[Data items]
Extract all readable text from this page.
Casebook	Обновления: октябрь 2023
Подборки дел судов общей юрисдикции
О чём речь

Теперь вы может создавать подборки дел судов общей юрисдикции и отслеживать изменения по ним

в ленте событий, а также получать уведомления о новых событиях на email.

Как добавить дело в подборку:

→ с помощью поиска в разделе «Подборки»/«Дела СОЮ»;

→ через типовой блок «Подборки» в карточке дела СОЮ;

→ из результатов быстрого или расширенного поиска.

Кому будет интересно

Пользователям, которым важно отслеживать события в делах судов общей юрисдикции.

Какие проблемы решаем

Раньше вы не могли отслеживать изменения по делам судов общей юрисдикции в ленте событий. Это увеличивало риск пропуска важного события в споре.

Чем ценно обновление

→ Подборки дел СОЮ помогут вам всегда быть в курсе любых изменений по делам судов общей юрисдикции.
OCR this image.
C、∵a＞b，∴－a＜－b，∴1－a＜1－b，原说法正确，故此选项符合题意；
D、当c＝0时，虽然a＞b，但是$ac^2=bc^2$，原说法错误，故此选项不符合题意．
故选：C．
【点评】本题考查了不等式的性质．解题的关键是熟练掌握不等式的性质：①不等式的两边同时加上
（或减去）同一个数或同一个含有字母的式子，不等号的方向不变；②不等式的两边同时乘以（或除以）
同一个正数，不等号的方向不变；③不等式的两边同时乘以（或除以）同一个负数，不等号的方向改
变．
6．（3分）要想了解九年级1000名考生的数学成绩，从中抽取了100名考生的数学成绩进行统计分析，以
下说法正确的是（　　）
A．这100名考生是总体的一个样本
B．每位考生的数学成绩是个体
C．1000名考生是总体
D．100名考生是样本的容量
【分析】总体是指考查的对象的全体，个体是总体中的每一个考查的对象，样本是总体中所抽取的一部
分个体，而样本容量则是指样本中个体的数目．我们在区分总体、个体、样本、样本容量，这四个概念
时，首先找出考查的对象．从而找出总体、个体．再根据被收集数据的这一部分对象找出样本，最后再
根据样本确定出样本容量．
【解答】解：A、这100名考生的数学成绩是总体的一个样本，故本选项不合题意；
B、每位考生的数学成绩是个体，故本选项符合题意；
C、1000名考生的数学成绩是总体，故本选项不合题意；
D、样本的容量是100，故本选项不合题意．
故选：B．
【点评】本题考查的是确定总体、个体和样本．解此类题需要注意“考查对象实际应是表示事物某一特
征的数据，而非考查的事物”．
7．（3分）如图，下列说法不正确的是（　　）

==

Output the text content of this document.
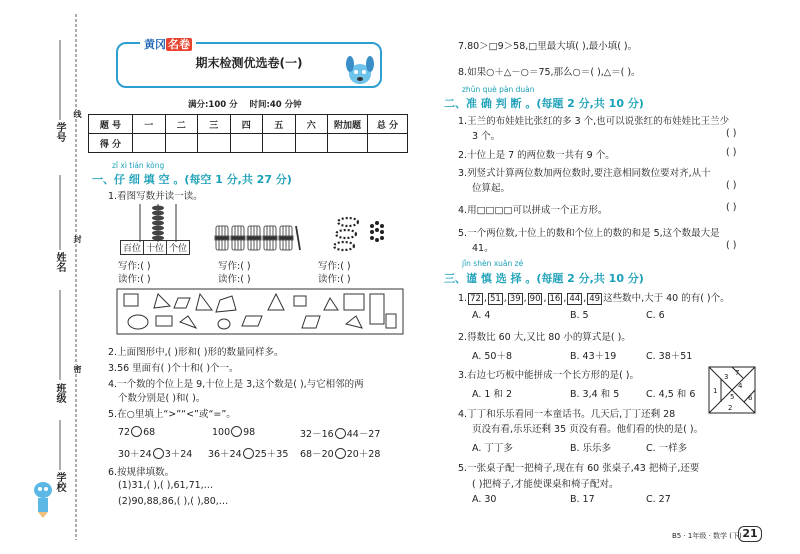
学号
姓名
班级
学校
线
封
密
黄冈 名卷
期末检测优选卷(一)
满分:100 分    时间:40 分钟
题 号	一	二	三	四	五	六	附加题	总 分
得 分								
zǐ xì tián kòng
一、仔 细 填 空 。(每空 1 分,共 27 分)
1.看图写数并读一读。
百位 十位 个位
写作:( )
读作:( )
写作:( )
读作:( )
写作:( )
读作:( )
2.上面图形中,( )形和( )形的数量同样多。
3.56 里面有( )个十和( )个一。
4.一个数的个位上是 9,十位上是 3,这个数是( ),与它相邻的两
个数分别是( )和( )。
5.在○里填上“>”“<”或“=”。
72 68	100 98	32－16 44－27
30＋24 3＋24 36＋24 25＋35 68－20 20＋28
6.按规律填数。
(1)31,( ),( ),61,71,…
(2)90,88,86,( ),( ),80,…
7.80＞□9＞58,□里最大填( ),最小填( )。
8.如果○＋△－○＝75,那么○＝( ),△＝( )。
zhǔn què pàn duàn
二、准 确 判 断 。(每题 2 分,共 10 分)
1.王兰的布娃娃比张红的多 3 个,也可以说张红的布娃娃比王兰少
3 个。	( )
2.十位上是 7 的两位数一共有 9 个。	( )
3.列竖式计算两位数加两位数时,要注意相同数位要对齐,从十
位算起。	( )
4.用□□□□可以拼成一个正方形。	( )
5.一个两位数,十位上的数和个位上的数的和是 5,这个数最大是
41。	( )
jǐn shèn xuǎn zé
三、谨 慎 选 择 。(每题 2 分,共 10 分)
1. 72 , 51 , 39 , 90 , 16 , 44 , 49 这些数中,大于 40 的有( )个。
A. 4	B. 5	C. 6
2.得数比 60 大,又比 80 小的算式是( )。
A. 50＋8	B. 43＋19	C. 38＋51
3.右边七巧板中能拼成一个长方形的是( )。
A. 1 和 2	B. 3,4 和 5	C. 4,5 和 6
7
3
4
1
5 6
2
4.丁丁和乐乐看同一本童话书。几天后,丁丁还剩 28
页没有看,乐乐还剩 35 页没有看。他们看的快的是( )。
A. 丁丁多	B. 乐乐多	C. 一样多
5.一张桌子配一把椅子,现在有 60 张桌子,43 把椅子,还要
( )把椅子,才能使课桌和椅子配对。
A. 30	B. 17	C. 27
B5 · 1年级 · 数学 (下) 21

Brief ->
Extract all lines of the records above that include "отслеживать".

Finished answer ->
Теперь вы может создавать подборки дел судов общей юрисдикции и отслеживать изменения по ним
Пользователям, которым важно отслеживать события в делах судов общей юрисдикции.
Раньше вы не могли отслеживать изменения по делам судов общей юрисдикции в ленте событий. Это увеличивало риск пропуска важного события в споре.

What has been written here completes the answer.